**Exercise prompt:**
Find the lines with "values" in them and copy them out.

**Given records:**
-------

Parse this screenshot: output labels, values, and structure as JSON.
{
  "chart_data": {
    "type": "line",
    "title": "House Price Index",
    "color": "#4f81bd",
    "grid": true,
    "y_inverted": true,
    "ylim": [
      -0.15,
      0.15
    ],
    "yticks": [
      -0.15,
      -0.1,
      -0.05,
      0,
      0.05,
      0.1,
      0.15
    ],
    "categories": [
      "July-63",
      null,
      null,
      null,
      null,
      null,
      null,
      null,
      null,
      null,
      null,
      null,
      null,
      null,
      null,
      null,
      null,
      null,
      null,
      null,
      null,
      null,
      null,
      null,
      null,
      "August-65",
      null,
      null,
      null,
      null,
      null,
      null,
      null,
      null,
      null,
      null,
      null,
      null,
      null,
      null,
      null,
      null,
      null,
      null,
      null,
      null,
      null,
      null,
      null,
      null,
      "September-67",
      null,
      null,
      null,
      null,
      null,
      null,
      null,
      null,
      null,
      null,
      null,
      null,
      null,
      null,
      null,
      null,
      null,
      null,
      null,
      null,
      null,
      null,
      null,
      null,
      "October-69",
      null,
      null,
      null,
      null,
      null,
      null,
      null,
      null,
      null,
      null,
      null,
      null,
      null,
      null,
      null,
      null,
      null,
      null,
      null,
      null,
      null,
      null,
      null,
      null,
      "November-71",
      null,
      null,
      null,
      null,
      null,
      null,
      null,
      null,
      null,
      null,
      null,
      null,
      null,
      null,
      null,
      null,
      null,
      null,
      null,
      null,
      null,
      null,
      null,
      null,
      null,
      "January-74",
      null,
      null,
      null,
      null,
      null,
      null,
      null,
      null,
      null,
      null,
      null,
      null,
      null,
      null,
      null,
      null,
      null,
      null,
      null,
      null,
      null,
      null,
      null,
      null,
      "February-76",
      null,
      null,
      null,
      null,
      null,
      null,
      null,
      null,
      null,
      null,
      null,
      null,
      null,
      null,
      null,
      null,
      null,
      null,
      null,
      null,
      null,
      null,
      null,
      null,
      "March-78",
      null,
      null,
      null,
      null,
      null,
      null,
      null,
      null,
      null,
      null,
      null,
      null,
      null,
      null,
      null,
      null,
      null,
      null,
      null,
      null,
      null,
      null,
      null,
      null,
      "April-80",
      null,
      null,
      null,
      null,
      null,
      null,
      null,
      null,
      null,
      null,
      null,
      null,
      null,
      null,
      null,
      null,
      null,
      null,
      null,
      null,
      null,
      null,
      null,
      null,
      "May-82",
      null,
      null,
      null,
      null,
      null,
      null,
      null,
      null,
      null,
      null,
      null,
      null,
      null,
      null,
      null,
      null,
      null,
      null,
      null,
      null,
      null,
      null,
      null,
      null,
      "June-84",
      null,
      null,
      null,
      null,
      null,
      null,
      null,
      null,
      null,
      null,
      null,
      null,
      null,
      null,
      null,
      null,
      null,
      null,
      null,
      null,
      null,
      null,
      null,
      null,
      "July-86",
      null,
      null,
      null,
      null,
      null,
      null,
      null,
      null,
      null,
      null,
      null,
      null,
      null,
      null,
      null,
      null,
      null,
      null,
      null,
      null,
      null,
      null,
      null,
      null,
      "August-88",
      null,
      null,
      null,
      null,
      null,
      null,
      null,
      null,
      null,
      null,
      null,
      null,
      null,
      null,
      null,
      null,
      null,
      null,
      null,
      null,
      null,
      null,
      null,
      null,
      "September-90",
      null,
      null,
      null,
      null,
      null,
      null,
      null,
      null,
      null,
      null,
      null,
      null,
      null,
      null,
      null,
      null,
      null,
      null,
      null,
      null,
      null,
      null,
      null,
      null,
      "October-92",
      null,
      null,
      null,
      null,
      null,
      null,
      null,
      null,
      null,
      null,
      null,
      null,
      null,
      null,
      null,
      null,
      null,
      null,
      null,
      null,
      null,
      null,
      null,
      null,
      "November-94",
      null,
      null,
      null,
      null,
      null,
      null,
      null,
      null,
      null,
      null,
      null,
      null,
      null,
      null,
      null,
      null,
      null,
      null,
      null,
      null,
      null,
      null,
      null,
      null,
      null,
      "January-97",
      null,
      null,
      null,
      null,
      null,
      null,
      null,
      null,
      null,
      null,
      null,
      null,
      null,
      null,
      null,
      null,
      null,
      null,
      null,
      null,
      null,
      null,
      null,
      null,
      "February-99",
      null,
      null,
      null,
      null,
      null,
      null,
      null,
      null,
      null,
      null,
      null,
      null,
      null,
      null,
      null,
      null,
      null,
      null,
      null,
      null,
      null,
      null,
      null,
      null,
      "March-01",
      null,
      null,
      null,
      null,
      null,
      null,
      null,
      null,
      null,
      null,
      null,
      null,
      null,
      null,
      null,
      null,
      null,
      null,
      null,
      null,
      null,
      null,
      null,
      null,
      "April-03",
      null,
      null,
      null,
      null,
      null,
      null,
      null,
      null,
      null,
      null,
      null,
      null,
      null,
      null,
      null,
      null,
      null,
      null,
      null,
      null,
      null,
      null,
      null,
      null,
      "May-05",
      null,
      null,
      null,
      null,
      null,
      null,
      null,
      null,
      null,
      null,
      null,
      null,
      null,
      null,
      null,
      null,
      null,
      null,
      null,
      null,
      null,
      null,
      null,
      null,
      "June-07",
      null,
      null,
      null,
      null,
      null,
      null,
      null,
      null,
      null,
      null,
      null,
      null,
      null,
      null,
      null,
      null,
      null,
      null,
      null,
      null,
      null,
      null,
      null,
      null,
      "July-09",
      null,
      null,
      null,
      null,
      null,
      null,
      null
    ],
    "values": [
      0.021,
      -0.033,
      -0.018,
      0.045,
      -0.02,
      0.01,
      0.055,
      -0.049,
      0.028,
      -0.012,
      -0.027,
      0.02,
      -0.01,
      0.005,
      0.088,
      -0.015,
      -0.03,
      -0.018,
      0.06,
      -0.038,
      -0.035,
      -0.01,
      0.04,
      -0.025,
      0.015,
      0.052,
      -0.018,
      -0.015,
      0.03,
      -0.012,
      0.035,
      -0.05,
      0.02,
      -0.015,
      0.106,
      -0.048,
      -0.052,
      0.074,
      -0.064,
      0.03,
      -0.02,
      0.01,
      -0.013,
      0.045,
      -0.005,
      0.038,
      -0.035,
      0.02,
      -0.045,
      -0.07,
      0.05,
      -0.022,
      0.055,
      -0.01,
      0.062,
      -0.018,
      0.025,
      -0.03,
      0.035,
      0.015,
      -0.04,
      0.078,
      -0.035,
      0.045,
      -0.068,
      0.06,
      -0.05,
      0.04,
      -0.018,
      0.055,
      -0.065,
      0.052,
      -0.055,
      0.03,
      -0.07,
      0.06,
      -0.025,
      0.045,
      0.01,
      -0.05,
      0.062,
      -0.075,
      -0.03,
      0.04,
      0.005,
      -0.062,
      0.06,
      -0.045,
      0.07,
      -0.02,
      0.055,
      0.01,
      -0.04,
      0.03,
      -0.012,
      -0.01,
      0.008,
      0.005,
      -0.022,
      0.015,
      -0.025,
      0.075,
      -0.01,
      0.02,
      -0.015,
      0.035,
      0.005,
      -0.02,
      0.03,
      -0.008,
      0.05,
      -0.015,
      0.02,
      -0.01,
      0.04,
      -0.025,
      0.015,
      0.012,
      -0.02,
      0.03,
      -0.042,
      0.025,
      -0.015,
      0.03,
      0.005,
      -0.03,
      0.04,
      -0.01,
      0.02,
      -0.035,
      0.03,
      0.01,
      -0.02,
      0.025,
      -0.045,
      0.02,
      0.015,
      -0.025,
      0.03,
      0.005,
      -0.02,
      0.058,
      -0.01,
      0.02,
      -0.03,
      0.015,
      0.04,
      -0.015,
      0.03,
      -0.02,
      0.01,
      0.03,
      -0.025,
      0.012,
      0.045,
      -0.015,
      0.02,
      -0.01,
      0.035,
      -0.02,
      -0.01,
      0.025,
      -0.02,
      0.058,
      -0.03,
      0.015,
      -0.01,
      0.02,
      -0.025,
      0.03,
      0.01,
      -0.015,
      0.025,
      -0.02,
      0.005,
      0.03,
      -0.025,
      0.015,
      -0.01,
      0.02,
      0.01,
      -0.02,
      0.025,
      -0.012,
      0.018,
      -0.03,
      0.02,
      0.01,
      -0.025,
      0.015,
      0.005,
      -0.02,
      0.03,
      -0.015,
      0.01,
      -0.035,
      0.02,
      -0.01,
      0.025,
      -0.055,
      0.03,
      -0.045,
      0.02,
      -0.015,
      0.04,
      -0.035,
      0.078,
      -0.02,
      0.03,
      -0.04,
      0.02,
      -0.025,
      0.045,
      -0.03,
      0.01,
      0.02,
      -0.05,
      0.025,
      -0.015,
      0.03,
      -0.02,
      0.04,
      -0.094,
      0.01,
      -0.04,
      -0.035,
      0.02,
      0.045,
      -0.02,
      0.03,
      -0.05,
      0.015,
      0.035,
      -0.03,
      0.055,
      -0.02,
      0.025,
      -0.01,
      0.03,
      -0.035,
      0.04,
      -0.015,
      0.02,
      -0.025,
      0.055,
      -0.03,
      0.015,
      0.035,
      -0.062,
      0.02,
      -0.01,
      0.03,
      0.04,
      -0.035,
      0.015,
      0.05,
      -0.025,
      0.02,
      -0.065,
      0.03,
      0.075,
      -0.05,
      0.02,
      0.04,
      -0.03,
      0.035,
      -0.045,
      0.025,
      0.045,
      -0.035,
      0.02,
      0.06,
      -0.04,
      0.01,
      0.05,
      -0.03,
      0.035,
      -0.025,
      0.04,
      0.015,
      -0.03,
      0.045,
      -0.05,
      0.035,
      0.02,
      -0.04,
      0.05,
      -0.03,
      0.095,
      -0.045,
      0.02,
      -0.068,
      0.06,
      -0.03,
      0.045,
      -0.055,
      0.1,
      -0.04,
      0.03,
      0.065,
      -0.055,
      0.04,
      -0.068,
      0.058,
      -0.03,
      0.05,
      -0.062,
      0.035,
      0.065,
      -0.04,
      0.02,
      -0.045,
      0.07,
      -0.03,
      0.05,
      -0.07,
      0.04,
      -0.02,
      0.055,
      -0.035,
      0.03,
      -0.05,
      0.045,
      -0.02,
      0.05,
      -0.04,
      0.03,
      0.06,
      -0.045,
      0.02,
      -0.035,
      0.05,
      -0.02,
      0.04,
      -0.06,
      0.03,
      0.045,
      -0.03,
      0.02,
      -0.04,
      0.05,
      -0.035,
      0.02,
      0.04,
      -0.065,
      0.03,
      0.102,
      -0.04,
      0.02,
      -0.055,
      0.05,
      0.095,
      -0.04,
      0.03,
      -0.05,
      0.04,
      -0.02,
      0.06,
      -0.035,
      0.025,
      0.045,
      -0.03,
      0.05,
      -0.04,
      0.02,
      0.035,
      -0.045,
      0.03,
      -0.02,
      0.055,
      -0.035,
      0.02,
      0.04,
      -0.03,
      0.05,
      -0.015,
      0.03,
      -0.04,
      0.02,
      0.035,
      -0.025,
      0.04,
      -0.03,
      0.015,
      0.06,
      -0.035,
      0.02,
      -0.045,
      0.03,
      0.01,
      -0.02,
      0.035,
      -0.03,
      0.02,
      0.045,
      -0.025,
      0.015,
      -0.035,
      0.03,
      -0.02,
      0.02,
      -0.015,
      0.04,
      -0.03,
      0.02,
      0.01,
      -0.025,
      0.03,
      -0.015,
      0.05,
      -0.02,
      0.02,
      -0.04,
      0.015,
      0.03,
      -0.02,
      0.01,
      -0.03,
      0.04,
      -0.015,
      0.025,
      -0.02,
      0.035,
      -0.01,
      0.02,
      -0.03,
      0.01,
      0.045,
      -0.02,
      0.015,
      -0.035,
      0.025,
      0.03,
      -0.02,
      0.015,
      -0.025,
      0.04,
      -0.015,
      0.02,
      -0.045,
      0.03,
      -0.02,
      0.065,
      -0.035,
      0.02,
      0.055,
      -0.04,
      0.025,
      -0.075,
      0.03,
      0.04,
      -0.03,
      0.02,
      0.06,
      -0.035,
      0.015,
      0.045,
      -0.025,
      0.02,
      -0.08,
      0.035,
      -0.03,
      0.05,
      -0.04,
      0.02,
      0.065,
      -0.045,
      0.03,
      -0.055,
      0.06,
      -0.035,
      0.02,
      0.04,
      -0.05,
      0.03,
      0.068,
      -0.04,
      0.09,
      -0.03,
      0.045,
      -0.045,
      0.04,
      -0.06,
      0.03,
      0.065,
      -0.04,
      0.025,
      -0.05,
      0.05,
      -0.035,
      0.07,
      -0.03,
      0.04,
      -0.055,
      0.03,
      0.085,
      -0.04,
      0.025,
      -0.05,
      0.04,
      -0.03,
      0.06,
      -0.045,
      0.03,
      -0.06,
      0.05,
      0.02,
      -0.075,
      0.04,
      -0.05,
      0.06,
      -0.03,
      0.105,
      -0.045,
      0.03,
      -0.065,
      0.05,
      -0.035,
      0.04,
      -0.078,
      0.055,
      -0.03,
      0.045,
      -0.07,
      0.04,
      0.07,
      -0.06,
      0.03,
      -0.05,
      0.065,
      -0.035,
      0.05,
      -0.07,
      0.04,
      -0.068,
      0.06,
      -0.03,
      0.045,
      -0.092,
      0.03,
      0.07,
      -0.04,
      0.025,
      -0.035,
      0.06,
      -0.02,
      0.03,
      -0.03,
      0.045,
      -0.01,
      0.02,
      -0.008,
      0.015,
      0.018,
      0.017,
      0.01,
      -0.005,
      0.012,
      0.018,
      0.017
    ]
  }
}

-------

**Result:**
Parse this screenshot: output labels, values, and structure as JSON.
    "values": [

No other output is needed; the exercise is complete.